### Entries ###
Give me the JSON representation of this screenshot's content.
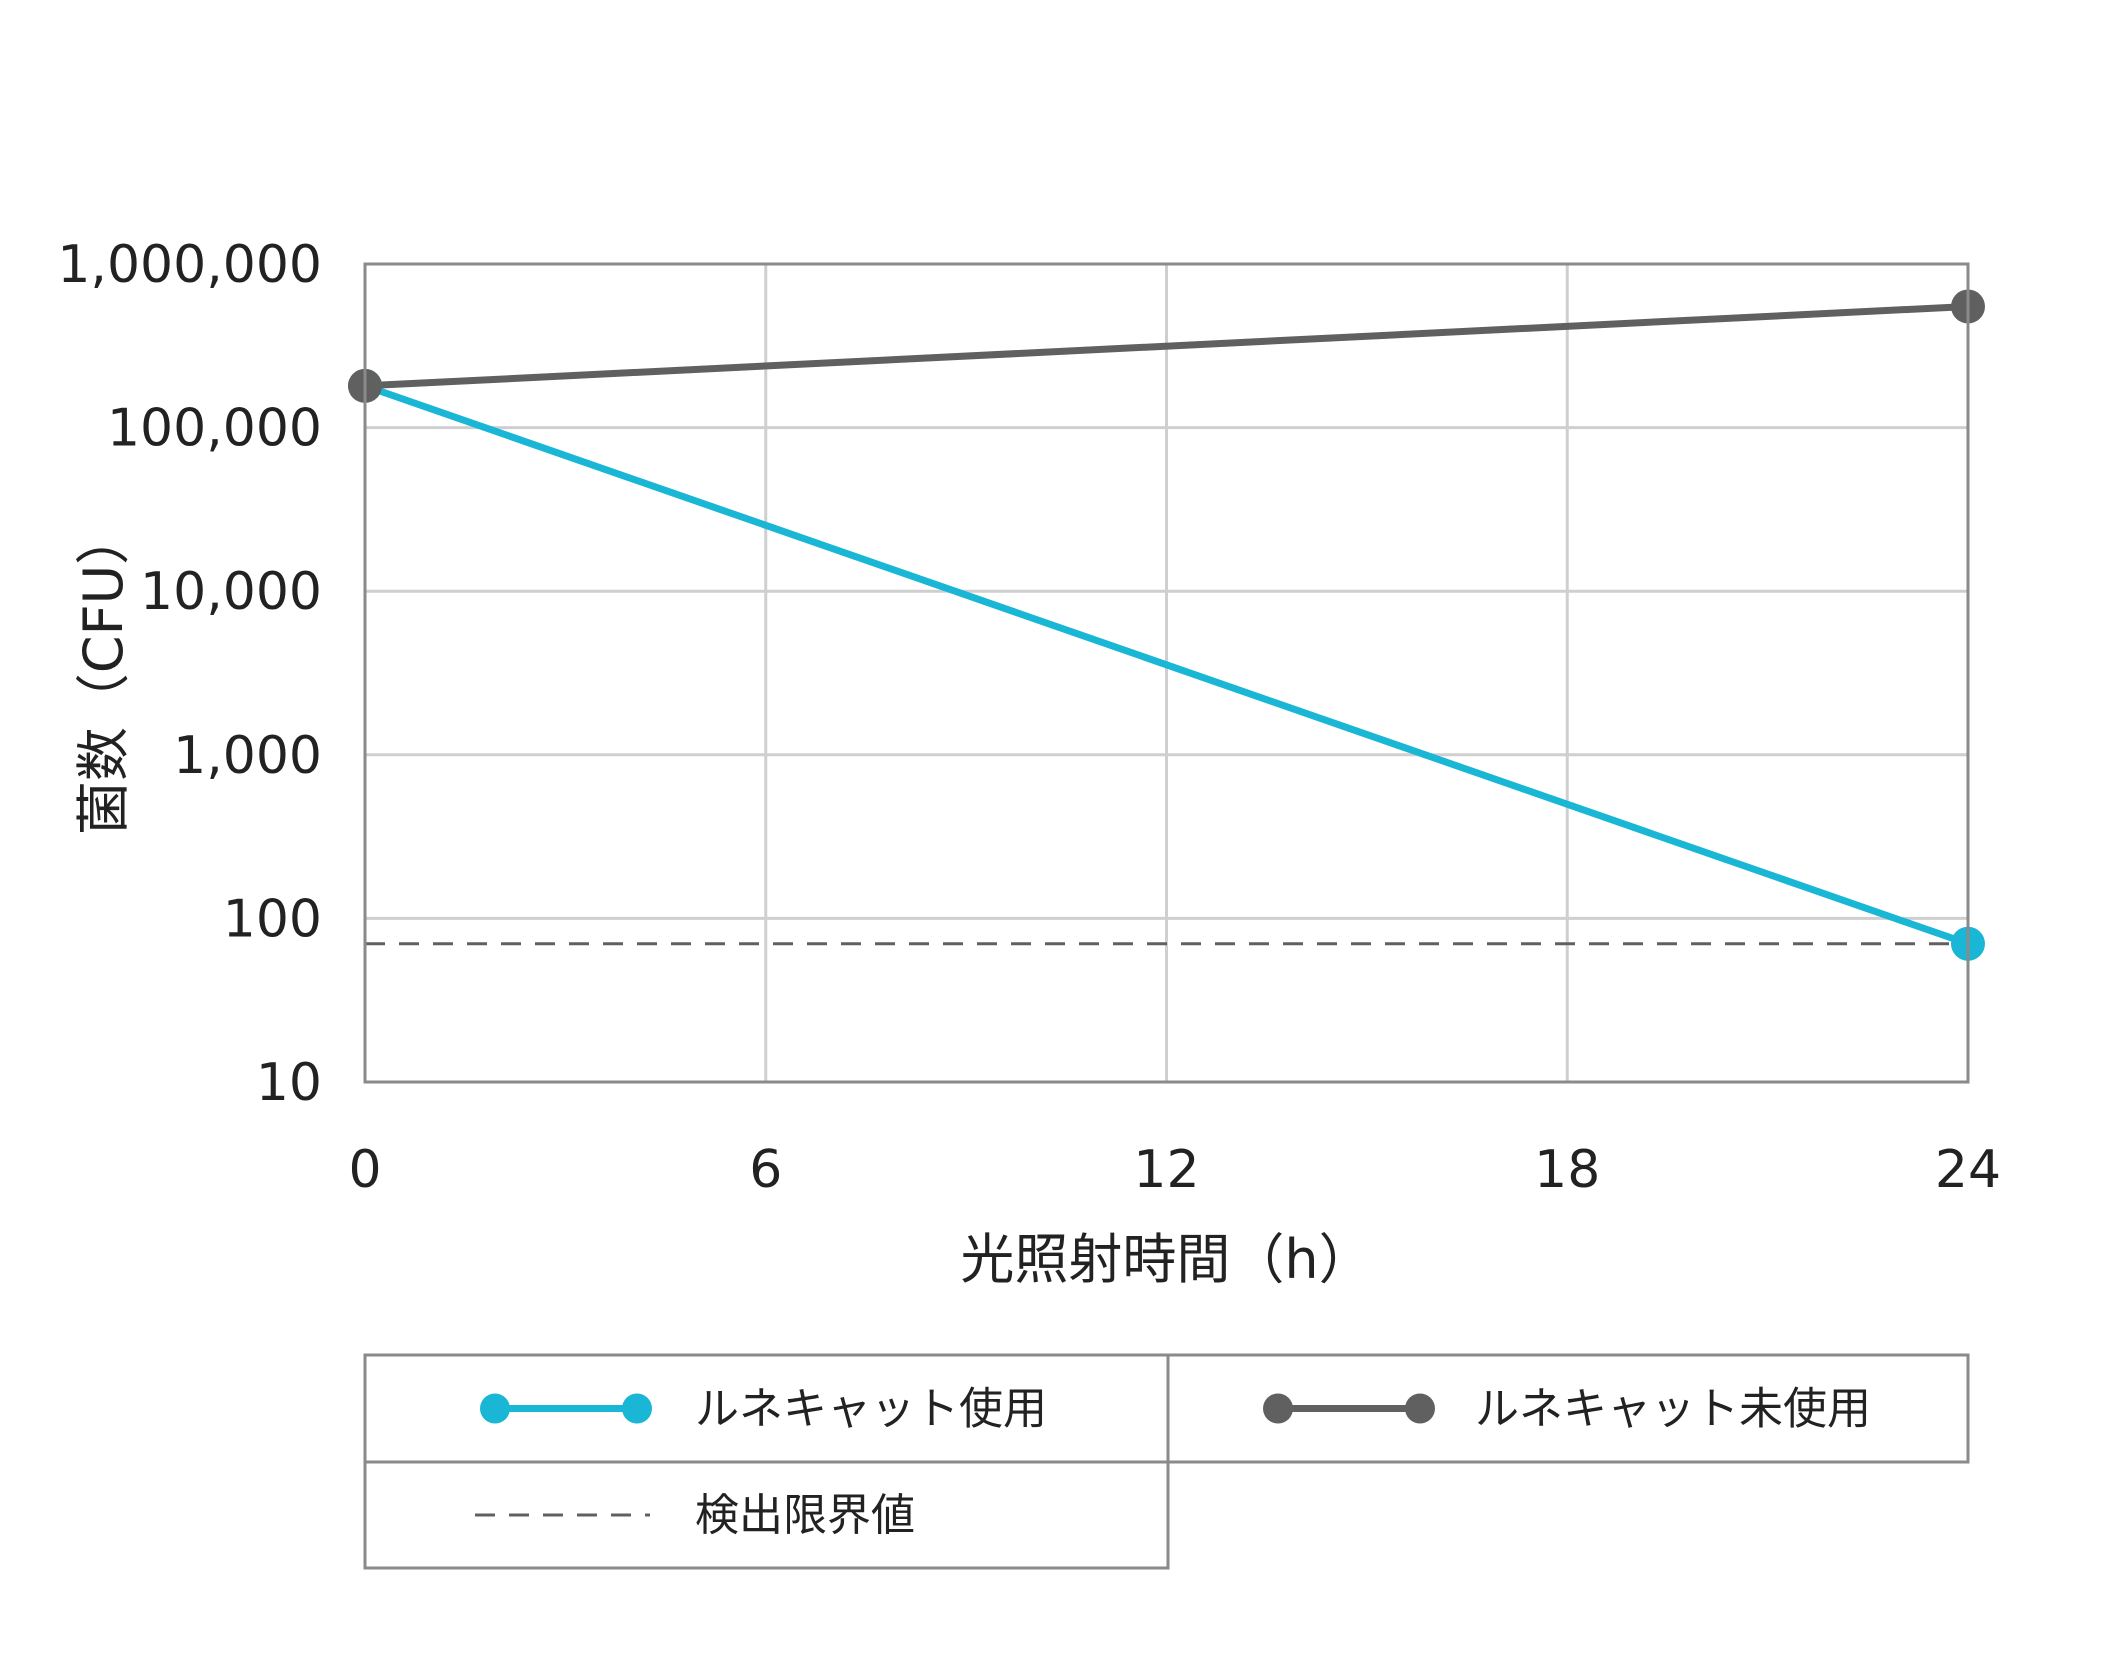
{
  "chart_data": {
    "type": "line",
    "title": "",
    "xlabel": "光照射時間（h）",
    "ylabel": "菌数（CFU）",
    "x": [
      0,
      24
    ],
    "xticks": [
      0,
      6,
      12,
      18,
      24
    ],
    "xlim": [
      0,
      24
    ],
    "ylim": [
      10,
      1000000
    ],
    "yscale": "log",
    "yticks": [
      10,
      100,
      1000,
      10000,
      100000,
      1000000
    ],
    "ytick_labels": [
      "10",
      "100",
      "1,000",
      "10,000",
      "100,000",
      "1,000,000"
    ],
    "grid": true,
    "series": [
      {
        "name": "ルネキャット使用",
        "x": [
          0,
          24
        ],
        "values": [
          180000,
          70
        ],
        "color": "#1ab6d6",
        "style": "solid-markers"
      },
      {
        "name": "ルネキャット未使用",
        "x": [
          0,
          24
        ],
        "values": [
          180000,
          550000
        ],
        "color": "#606060",
        "style": "solid-markers"
      }
    ],
    "reference_lines": [
      {
        "name": "検出限界値",
        "y": 70,
        "color": "#606060",
        "style": "dashed"
      }
    ],
    "legend_position": "bottom"
  }
}
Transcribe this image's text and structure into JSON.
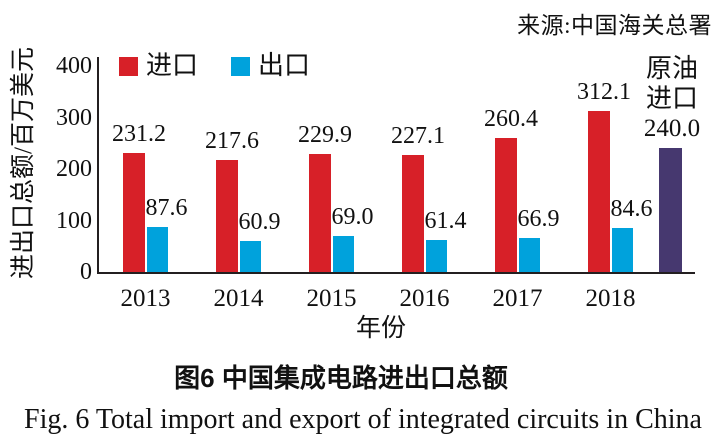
{
  "source_note": "来源:中国海关总署",
  "chart_data": {
    "type": "bar",
    "title": "图6 中国集成电路进出口总额",
    "xlabel": "年份",
    "ylabel": "进出口总额/百万美元",
    "ylim": [
      0,
      400
    ],
    "yticks": [
      0,
      100,
      200,
      300,
      400
    ],
    "grid": false,
    "legend_position": "top-left-inside",
    "categories": [
      "2013",
      "2014",
      "2015",
      "2016",
      "2017",
      "2018"
    ],
    "series": [
      {
        "name": "进口",
        "color": "#d72028",
        "values": [
          231.2,
          217.6,
          229.9,
          227.1,
          260.4,
          312.1
        ]
      },
      {
        "name": "出口",
        "color": "#00a2dc",
        "values": [
          87.6,
          60.9,
          69.0,
          61.4,
          66.9,
          84.6
        ]
      }
    ],
    "extra_bar": {
      "label_lines": [
        "原油",
        "进口"
      ],
      "value": 240.0,
      "color": "#46386f"
    }
  },
  "axis_color": "#231f20",
  "caption_zh": "图6 中国集成电路进出口总额",
  "caption_en": "Fig. 6 Total import and export of integrated circuits in China"
}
###
> _Requirements_
Output all the records, word for word, with no pictures in the copy.

> _Correct result_
Give me the JSON representation of this screenshot's content.
{
  "chart_data": {
    "type": "line",
    "title": "",
    "xlabel": "光照射時間（h）",
    "ylabel": "菌数（CFU）",
    "x": [
      0,
      24
    ],
    "xticks": [
      0,
      6,
      12,
      18,
      24
    ],
    "xlim": [
      0,
      24
    ],
    "ylim": [
      10,
      1000000
    ],
    "yscale": "log",
    "yticks": [
      10,
      100,
      1000,
      10000,
      100000,
      1000000
    ],
    "ytick_labels": [
      "10",
      "100",
      "1,000",
      "10,000",
      "100,000",
      "1,000,000"
    ],
    "grid": true,
    "series": [
      {
        "name": "ルネキャット使用",
        "x": [
          0,
          24
        ],
        "values": [
          180000,
          70
        ],
        "color": "#1ab6d6",
        "style": "solid-markers"
      },
      {
        "name": "ルネキャット未使用",
        "x": [
          0,
          24
        ],
        "values": [
          180000,
          550000
        ],
        "color": "#606060",
        "style": "solid-markers"
      }
    ],
    "reference_lines": [
      {
        "name": "検出限界値",
        "y": 70,
        "color": "#606060",
        "style": "dashed"
      }
    ],
    "legend_position": "bottom"
  }
}
Transcribe this image's text and structure into JSON.
{
  "source_note": "来源:中国海关总署",
  "chart_data": {
    "type": "bar",
    "title": "图6 中国集成电路进出口总额",
    "xlabel": "年份",
    "ylabel": "进出口总额/百万美元",
    "ylim": [
      0,
      400
    ],
    "yticks": [
      0,
      100,
      200,
      300,
      400
    ],
    "grid": false,
    "legend_position": "top-left-inside",
    "categories": [
      "2013",
      "2014",
      "2015",
      "2016",
      "2017",
      "2018"
    ],
    "series": [
      {
        "name": "进口",
        "color": "#d72028",
        "values": [
          231.2,
          217.6,
          229.9,
          227.1,
          260.4,
          312.1
        ]
      },
      {
        "name": "出口",
        "color": "#00a2dc",
        "values": [
          87.6,
          60.9,
          69.0,
          61.4,
          66.9,
          84.6
        ]
      }
    ],
    "extra_bar": {
      "label_lines": [
        "原油",
        "进口"
      ],
      "value": 240.0,
      "color": "#46386f"
    }
  },
  "axis_color": "#231f20",
  "caption_zh": "图6 中国集成电路进出口总额",
  "caption_en": "Fig. 6 Total import and export of integrated circuits in China"
}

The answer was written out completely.